Set down all of the entries word for word, omitting the images they contain.

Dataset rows

■ ■ ■ ■ ■

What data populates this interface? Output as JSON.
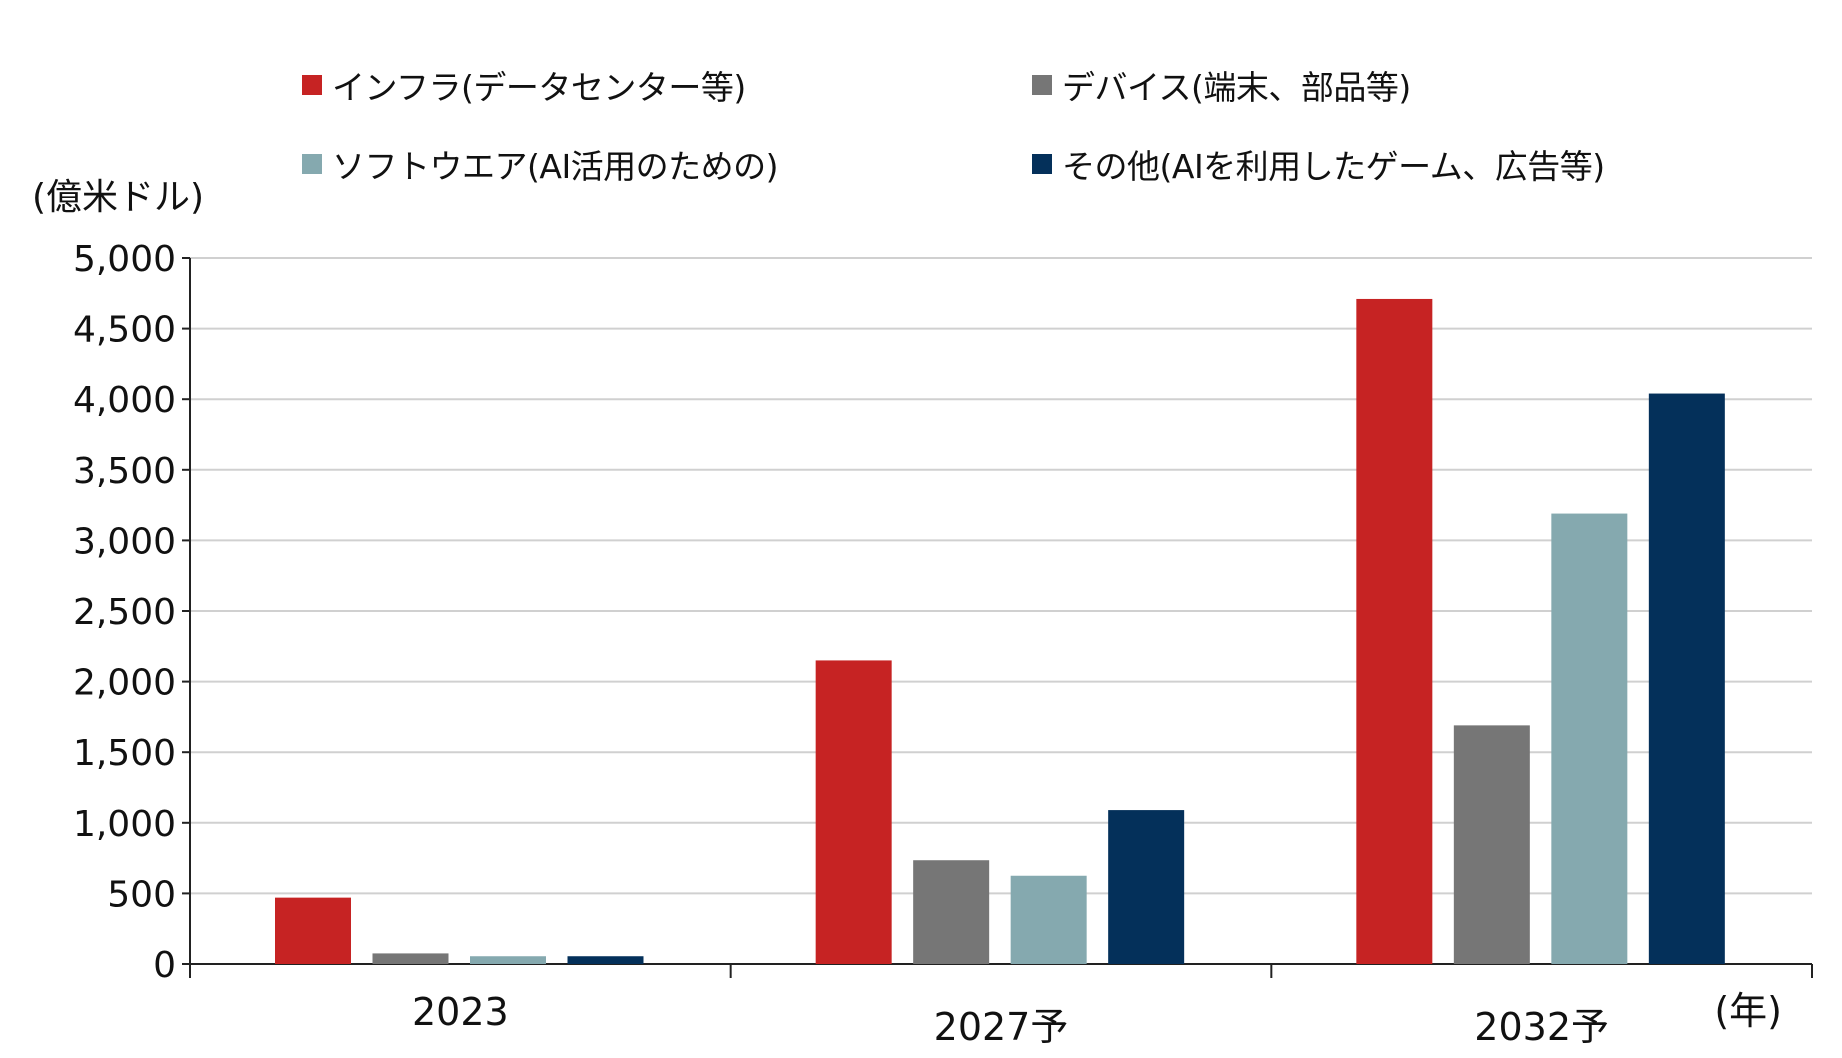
{
  "chart_data": {
    "type": "bar",
    "ylabel": "(億米ドル)",
    "xlabel": "(年)",
    "ylim": [
      0,
      5000
    ],
    "yticks": [
      0,
      500,
      1000,
      1500,
      2000,
      2500,
      3000,
      3500,
      4000,
      4500,
      5000
    ],
    "ytick_labels": [
      "0",
      "500",
      "1,000",
      "1,500",
      "2,000",
      "2,500",
      "3,000",
      "3,500",
      "4,000",
      "4,500",
      "5,000"
    ],
    "categories": [
      "2023",
      "2027予",
      "2032予"
    ],
    "grid": true,
    "legend_position": "top",
    "series": [
      {
        "name": "インフラ(データセンター等)",
        "color": "#c62323",
        "values": [
          470,
          2150,
          4710
        ]
      },
      {
        "name": "デバイス(端末、部品等)",
        "color": "#767676",
        "values": [
          75,
          735,
          1690
        ]
      },
      {
        "name": "ソフトウエア(AI活用のための)",
        "color": "#85a9af",
        "values": [
          55,
          625,
          3190
        ]
      },
      {
        "name": "その他(AIを利用したゲーム、広告等)",
        "color": "#04305a",
        "values": [
          55,
          1090,
          4040
        ]
      }
    ]
  }
}
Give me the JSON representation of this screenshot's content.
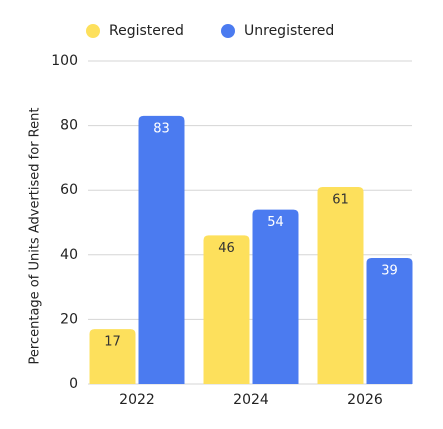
{
  "chart_data": {
    "type": "bar",
    "y_label": "Percentage of Units Advertised for Rent",
    "categories": [
      "2022",
      "2024",
      "2026"
    ],
    "series": [
      {
        "name": "Registered",
        "color": "#fde05c",
        "label_color": "#333333",
        "values": [
          17,
          46,
          61
        ]
      },
      {
        "name": "Unregistered",
        "color": "#4b7bf0",
        "label_color": "#ffffff",
        "values": [
          83,
          54,
          39
        ]
      }
    ],
    "ylim": [
      0,
      100
    ],
    "yticks": [
      0,
      20,
      40,
      60,
      80,
      100
    ],
    "grid": true,
    "legend": "top-left"
  }
}
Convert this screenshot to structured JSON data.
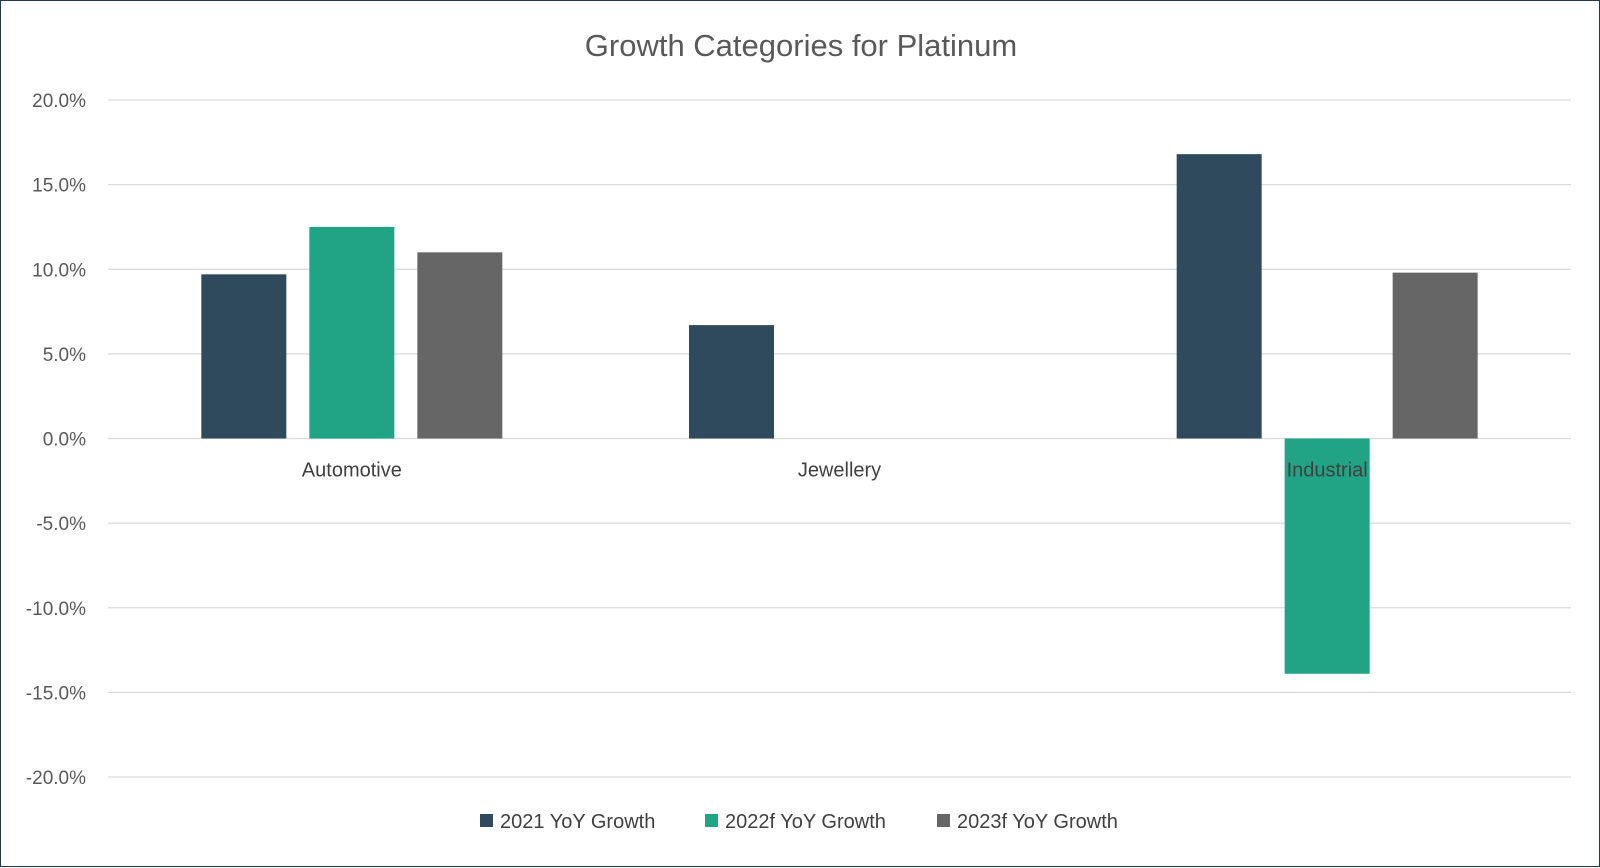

■ ■ ■ ■ ■

Completed task
What data populates this interface? Output as JSON.
{
  "chart_data": {
    "type": "bar",
    "ylabel": "(億米ドル)",
    "xlabel": "(年)",
    "ylim": [
      0,
      5000
    ],
    "yticks": [
      0,
      500,
      1000,
      1500,
      2000,
      2500,
      3000,
      3500,
      4000,
      4500,
      5000
    ],
    "ytick_labels": [
      "0",
      "500",
      "1,000",
      "1,500",
      "2,000",
      "2,500",
      "3,000",
      "3,500",
      "4,000",
      "4,500",
      "5,000"
    ],
    "categories": [
      "2023",
      "2027予",
      "2032予"
    ],
    "grid": true,
    "legend_position": "top",
    "series": [
      {
        "name": "インフラ(データセンター等)",
        "color": "#c62323",
        "values": [
          470,
          2150,
          4710
        ]
      },
      {
        "name": "デバイス(端末、部品等)",
        "color": "#767676",
        "values": [
          75,
          735,
          1690
        ]
      },
      {
        "name": "ソフトウエア(AI活用のための)",
        "color": "#85a9af",
        "values": [
          55,
          625,
          3190
        ]
      },
      {
        "name": "その他(AIを利用したゲーム、広告等)",
        "color": "#04305a",
        "values": [
          55,
          1090,
          4040
        ]
      }
    ]
  }
}
Give me the JSON representation of this screenshot's content.
{
  "chart_data": {
    "type": "bar",
    "y_label": "Percentage of Units Advertised for Rent",
    "categories": [
      "2022",
      "2024",
      "2026"
    ],
    "series": [
      {
        "name": "Registered",
        "color": "#fde05c",
        "label_color": "#333333",
        "values": [
          17,
          46,
          61
        ]
      },
      {
        "name": "Unregistered",
        "color": "#4b7bf0",
        "label_color": "#ffffff",
        "values": [
          83,
          54,
          39
        ]
      }
    ],
    "ylim": [
      0,
      100
    ],
    "yticks": [
      0,
      20,
      40,
      60,
      80,
      100
    ],
    "grid": true,
    "legend": "top-left"
  }
}
Convert this screenshot to structured JSON data.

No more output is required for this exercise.